*Passage*:
========================
Holy Family Reflection

Holy Family – Reflection: Luke 2:41-52

There is no ideal family.  Families come in all shapes and sizes.  It seems modern society displays far greater diversity in family life than ever before.  In addition to the traditional mom and dad and 2.5 kids, there are single parent homes, families with grandparents raising their grandchildren, uncles and aunts caring for nieces and nephews, foster families, and gay couples with their own children.  I am sure there are even more combinations.  As we celebrate Holy Family Sunday, we should recognize how varied contemporary family life actually is so as to help us understand and approach family life with more mercy.

Our Gospel today relates how there was a bit of an issue in the Holy Family of Jesus, Mary, and Joseph.  Upon leaving the great festival in Jerusalem, Mary and Joseph could not find Jesus anywhere.  He had stayed behind in the temple.  Once they discovered him in the temple, the twelve year old Jesus seemed a bit surprised that they did not think to look for him there.  If that was your son, how would you feel inside?  Mary and Joseph had lost Jesus.  At the very least, there seemed to be a lack of communication between Mary, Joseph, and Jesus.  This story suggests that the Holy Family is like any other family.  Not even Mary and Joseph had it all together.  They were human, and so was Jesus.  Despite two members of the family having no sin, they were still not without weakness and limitation.

No family is perfect.  All families have weaknesses and limitations.  Moreover, every family has dysfunction and areas of selfishness.  No one does it right.  We often look to other families and wonder how they seem to be getting everything done with so much style and ease.  We think, “How do they do it?”  They don’t.  The perfect family does not exist.  If we were to peek into such a family’s home life, we would quickly see flaws and hardships.  Codependency, addiction, abuse, and even violence infest many families.  On a more everyday level, little acts of selfishness tear at family love.
========================
*Study questions*:
A. Translate this sentence from the Holy Family reflection into Spanish: "The perfect family does not exist."
B. Continue the Holy Family reflection with the next paragraph after its last sentence.
========================
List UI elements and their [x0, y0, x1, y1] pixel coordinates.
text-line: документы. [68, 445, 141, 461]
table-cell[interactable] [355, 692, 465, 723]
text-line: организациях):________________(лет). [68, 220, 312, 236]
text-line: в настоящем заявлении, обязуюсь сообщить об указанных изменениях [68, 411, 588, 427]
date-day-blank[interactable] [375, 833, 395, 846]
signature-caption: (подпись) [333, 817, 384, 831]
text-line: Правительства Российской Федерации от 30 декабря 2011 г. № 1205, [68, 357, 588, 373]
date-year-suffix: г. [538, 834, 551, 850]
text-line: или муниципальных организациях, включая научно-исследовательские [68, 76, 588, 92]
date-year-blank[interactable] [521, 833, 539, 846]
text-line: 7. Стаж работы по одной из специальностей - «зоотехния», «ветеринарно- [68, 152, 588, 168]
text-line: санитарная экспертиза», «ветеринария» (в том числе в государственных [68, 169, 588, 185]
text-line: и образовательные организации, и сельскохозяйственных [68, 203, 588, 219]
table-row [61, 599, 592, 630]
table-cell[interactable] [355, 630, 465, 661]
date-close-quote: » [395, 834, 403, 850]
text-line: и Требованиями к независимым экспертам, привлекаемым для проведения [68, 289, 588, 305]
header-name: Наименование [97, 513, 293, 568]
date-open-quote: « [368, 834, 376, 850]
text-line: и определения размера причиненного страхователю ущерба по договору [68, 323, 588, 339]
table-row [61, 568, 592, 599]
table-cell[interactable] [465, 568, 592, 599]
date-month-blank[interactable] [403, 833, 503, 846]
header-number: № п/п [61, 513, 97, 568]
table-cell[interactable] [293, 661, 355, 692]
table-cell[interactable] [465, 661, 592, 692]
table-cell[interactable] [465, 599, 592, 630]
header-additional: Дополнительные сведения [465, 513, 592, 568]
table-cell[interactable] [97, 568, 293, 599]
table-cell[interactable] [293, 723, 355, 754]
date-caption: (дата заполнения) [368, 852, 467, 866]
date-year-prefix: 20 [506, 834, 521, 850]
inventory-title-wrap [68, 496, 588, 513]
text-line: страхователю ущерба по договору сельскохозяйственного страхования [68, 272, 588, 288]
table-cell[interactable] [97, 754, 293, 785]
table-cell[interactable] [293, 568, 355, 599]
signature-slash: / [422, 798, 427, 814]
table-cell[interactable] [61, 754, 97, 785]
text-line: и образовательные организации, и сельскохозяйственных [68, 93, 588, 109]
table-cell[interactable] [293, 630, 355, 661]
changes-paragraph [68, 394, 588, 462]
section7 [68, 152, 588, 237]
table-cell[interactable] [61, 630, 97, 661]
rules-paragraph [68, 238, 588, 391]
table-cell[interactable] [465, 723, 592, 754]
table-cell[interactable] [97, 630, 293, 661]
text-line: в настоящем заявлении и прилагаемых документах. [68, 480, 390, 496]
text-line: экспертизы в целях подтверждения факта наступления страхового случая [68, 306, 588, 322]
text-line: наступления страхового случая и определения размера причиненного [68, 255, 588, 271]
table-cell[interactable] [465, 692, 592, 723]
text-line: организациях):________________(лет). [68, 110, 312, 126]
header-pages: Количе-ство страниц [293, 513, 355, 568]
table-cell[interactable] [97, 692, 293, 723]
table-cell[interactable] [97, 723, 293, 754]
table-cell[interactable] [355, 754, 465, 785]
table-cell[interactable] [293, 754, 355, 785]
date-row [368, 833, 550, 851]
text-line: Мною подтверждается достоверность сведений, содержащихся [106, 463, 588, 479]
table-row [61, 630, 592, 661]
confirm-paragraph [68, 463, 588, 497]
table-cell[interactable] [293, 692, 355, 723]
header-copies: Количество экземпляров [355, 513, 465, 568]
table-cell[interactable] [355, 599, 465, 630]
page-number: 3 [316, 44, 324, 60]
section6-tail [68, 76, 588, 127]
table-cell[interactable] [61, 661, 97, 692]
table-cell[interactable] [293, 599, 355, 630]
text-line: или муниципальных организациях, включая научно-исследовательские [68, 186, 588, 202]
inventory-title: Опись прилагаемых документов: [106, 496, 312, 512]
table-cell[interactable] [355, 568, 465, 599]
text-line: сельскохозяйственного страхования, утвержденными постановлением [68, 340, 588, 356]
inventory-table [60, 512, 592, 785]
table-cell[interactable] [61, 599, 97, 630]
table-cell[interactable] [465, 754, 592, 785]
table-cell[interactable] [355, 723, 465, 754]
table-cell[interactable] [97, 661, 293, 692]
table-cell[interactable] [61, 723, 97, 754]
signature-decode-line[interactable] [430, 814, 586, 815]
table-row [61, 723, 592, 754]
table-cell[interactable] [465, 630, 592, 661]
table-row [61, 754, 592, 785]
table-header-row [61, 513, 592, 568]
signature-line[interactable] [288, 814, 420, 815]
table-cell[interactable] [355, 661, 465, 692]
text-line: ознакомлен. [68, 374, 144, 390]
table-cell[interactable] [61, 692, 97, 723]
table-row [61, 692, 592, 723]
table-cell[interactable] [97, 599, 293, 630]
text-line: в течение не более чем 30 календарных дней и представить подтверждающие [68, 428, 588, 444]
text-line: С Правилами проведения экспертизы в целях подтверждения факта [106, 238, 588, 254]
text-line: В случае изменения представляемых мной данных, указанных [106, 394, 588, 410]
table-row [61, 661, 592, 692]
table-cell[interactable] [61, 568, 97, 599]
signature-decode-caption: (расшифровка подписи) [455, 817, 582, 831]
========================
*Task results*:
A. La familia perfecta no existe.

B.
God’s mercy, however, remains the constant and ever-present reality.  No matter how selfish we are or how sinful we seem, God has mercy and waits for us to open our hearts to receive the divine mercy.  Precisely when we accept our imperfection, we meet the mercy of God always and immediately enfolding us, comforting us, and transforming us.  Julie Hanlon Rubio, a moral theologian, writes, “Often it is in a family’s imperfection that grace is revealed. In their brokenness, their need for God and each other is made clear.”  Faced with our individual selfishness as well as with the dysfunction in our families, there are two choices: ignore them or surrender to the mercy of God and let God transform self and family as God sees fit.  Another moral theologian, Joanne Heaney Hunter, writes “God builds on the imperfection present in every family life, and makes it holy.”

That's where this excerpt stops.